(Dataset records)
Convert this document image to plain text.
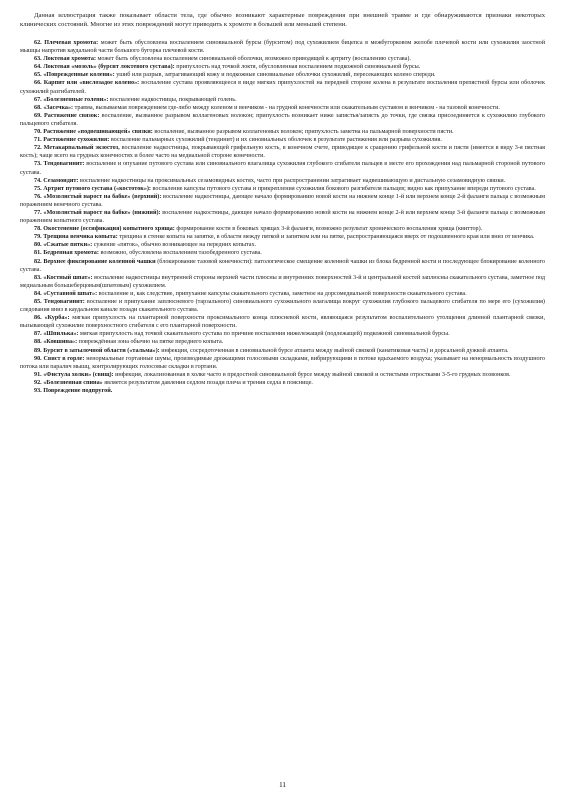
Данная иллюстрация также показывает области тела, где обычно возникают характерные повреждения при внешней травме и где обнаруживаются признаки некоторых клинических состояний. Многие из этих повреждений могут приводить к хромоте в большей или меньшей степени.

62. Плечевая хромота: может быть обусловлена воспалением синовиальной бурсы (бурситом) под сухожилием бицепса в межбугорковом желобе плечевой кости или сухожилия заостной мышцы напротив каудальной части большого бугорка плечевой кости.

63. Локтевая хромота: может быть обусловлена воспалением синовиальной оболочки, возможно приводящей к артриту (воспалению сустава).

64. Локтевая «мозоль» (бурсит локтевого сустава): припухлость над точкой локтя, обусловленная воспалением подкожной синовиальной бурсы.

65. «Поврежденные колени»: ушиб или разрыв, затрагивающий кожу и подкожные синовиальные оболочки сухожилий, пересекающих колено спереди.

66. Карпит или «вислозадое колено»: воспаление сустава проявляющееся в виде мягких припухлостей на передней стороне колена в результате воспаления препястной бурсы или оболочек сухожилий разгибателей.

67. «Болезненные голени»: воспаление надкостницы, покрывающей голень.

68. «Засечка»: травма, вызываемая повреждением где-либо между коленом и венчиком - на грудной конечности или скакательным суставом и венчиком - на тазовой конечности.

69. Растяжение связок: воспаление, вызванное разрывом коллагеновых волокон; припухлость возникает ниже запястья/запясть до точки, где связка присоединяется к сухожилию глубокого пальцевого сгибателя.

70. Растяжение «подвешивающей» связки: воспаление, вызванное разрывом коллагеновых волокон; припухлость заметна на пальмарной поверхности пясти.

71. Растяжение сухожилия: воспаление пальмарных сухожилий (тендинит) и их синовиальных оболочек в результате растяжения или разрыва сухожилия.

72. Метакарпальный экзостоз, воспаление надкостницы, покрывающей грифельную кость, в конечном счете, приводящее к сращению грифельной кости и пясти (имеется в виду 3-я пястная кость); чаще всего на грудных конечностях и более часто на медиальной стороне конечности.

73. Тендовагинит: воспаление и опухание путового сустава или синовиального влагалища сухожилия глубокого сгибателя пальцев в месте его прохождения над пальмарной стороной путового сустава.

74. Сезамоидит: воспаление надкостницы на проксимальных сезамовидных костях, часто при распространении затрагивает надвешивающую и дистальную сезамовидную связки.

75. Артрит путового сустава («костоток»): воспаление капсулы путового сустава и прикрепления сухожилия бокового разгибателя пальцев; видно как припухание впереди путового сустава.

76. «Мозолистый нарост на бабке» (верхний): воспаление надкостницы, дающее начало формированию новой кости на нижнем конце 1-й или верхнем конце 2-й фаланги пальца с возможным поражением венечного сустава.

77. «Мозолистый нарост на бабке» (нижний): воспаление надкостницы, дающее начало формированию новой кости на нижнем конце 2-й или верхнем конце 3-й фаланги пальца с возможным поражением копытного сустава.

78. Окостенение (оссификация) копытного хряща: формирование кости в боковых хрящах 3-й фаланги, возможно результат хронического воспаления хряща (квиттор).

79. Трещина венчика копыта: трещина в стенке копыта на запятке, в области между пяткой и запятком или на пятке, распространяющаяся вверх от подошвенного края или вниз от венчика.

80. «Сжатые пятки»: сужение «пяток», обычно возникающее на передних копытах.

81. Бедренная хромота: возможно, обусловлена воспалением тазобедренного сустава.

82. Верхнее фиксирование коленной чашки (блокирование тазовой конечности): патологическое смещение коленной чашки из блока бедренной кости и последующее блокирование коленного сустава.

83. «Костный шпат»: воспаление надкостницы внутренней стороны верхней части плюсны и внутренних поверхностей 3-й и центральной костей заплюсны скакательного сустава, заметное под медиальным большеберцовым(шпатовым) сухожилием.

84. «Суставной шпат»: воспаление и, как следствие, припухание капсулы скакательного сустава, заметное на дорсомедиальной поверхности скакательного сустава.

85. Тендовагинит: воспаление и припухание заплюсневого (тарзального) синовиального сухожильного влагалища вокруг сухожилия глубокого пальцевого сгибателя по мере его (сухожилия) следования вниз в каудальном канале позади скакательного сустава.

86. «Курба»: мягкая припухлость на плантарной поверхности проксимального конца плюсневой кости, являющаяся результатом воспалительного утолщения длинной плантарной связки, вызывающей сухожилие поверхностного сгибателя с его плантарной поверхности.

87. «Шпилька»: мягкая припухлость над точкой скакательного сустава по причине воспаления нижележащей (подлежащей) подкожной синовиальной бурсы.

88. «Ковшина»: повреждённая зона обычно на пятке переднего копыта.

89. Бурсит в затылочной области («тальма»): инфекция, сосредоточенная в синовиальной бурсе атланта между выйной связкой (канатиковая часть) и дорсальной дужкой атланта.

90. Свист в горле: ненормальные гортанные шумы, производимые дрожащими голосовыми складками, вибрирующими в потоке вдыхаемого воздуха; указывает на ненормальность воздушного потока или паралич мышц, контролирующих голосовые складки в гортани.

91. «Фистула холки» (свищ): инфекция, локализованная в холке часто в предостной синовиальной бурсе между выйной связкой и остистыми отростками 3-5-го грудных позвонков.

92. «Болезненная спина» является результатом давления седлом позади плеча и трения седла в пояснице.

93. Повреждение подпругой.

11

...

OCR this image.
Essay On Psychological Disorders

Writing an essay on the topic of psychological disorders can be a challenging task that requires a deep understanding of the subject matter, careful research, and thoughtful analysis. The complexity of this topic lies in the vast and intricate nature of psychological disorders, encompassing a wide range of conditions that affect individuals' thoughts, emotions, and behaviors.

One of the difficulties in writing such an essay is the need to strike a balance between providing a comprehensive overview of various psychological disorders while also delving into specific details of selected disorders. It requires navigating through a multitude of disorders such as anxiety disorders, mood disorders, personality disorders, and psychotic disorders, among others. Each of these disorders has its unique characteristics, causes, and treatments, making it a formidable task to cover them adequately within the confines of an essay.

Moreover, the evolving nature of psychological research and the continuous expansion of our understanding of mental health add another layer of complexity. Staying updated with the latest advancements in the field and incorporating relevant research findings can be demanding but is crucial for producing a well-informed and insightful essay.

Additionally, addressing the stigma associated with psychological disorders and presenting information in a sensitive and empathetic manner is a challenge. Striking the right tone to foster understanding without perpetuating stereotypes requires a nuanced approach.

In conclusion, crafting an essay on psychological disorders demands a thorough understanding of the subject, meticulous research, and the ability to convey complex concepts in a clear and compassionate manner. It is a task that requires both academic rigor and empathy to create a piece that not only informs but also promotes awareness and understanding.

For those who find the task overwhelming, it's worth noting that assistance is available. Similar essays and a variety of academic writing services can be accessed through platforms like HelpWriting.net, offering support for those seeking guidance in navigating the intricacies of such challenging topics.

--

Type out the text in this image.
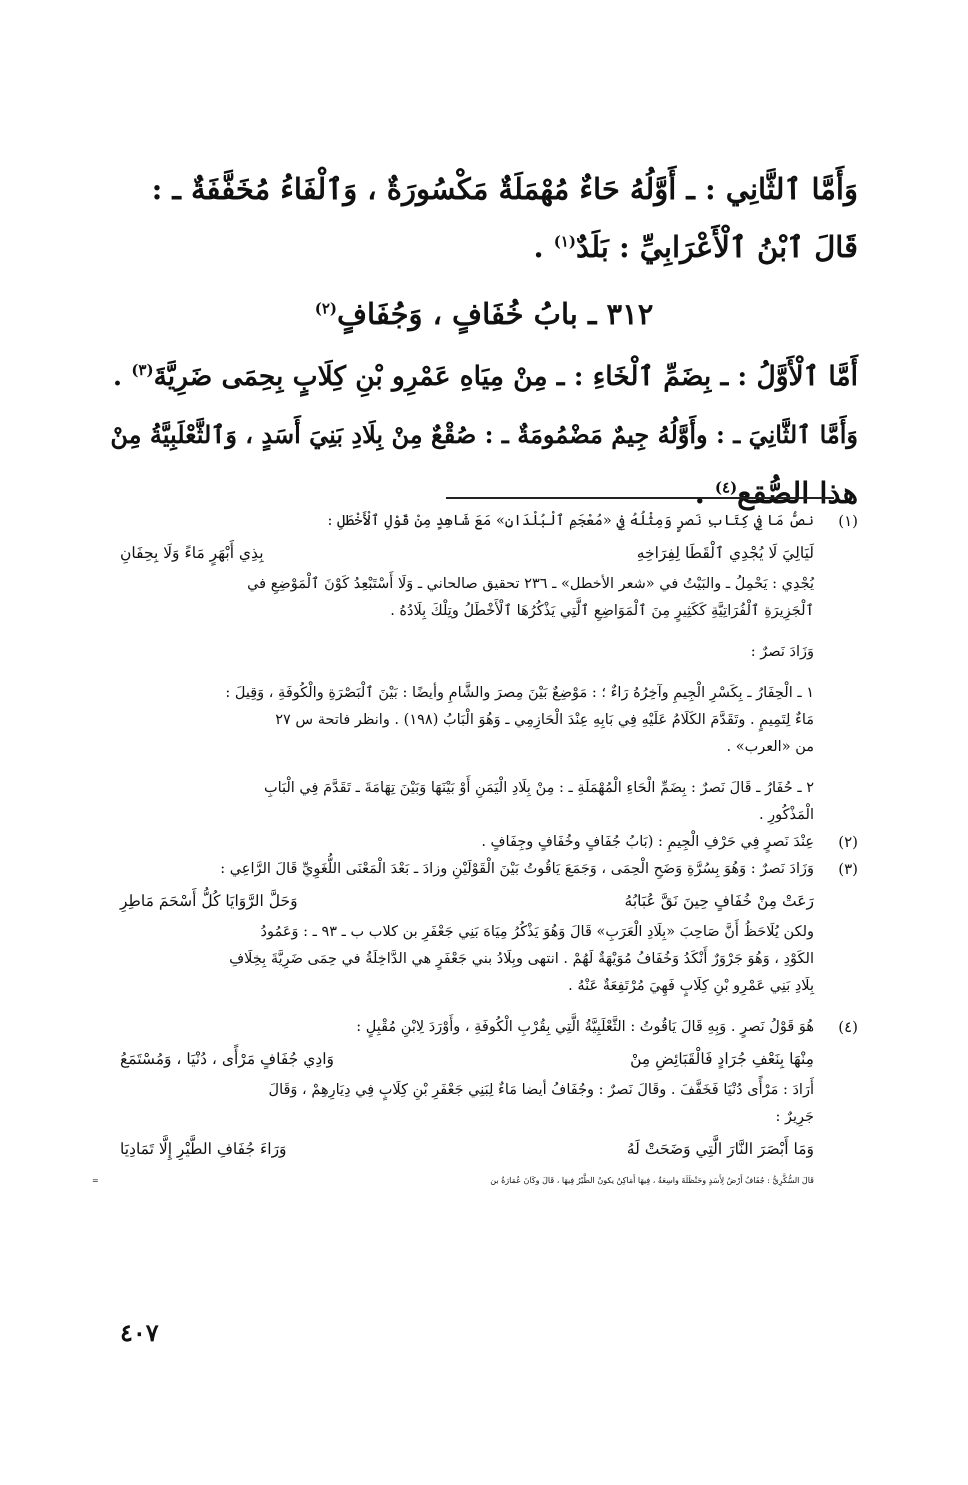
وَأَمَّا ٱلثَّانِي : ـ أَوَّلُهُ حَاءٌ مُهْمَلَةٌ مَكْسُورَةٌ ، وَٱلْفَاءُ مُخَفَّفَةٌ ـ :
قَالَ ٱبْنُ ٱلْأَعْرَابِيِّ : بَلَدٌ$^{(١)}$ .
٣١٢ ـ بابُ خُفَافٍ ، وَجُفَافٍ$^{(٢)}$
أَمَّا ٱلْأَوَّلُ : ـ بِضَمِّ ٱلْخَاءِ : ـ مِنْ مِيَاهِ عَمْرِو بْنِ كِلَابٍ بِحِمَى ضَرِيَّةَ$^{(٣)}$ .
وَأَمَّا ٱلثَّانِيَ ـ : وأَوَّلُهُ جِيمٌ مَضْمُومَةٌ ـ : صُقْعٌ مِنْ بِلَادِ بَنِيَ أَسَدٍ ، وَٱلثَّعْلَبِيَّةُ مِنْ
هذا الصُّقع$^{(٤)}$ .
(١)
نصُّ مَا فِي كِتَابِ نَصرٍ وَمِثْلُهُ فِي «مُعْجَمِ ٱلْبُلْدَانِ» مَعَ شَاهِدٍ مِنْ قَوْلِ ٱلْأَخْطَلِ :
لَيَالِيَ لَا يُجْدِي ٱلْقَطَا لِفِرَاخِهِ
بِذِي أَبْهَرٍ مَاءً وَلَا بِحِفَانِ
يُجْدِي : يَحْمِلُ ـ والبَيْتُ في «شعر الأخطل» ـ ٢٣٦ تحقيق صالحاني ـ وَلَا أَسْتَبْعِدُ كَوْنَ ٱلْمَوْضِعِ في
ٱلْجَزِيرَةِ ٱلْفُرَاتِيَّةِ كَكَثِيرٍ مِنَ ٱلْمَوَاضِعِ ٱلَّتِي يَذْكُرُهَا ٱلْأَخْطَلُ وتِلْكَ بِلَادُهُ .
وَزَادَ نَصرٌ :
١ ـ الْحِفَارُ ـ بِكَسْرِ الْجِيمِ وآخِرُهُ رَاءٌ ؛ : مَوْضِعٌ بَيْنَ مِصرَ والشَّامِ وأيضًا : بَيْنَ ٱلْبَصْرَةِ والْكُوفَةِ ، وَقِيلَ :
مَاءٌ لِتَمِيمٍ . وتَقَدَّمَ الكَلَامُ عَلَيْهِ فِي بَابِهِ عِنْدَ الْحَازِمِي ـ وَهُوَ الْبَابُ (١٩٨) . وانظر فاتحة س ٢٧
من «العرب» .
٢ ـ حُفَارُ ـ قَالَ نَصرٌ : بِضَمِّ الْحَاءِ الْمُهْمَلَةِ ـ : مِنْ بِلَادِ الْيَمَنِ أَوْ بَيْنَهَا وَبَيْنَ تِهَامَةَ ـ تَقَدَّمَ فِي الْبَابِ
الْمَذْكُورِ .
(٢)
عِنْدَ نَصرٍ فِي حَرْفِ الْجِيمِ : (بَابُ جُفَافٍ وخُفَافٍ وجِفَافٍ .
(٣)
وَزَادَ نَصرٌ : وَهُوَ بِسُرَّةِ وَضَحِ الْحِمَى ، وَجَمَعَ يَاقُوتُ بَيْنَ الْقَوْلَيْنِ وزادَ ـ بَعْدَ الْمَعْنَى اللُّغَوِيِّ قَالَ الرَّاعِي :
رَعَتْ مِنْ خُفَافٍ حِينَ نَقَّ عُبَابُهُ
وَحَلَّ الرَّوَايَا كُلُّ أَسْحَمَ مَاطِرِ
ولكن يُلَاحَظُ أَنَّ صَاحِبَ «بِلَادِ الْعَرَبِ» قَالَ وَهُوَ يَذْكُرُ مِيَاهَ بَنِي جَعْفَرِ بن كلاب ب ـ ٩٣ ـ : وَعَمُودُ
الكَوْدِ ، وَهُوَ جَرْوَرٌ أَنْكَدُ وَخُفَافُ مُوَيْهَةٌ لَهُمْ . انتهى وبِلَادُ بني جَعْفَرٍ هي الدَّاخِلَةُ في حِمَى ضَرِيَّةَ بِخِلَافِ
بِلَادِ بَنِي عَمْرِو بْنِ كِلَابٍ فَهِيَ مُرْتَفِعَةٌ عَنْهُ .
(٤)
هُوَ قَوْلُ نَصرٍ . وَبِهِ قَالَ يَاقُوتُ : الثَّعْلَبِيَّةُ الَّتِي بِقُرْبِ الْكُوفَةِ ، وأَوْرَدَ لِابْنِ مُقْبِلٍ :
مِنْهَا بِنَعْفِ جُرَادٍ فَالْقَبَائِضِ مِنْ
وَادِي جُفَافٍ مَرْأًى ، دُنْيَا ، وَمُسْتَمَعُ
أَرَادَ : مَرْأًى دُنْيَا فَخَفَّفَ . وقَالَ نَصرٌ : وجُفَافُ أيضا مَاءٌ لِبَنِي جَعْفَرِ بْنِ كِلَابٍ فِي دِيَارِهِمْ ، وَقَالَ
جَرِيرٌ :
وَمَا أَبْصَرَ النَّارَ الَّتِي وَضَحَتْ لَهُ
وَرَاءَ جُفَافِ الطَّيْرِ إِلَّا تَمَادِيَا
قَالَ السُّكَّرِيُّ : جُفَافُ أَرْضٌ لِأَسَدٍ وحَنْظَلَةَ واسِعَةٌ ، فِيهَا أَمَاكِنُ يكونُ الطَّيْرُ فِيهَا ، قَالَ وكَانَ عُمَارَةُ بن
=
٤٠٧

• **AIM OF THE EXERCISE**:
Filter out all lines lacking the word "надкостницы" and copy the rest.

• **IN RESPONSE**:
67. «Болезненные голени»: воспаление надкостницы, покрывающей голень.
72. Метакарпальный экзостоз, воспаление надкостницы, покрывающей грифельную кость, в конечном счете, приводящее к сращению грифельной кости и пясти (имеется в виду 3-я пястная кость); чаще всего на грудных конечностях и более часто на медиальной стороне конечности.
74. Сезамоидит: воспаление надкостницы на проксимальных сезамовидных костях, часто при распространении затрагивает надвешивающую и дистальную сезамовидную связки.
76. «Мозолистый нарост на бабке» (верхний): воспаление надкостницы, дающее начало формированию новой кости на нижнем конце 1-й или верхнем конце 2-й фаланги пальца с возможным поражением венечного сустава.
77. «Мозолистый нарост на бабке» (нижний): воспаление надкостницы, дающее начало формированию новой кости на нижнем конце 2-й или верхнем конце 3-й фаланги пальца с возможным поражением копытного сустава.
83. «Костный шпат»: воспаление надкостницы внутренней стороны верхней части плюсны и внутренних поверхностей 3-й и центральной костей заплюсны скакательного сустава, заметное под медиальным большеберцовым(шпатовым) сухожилием.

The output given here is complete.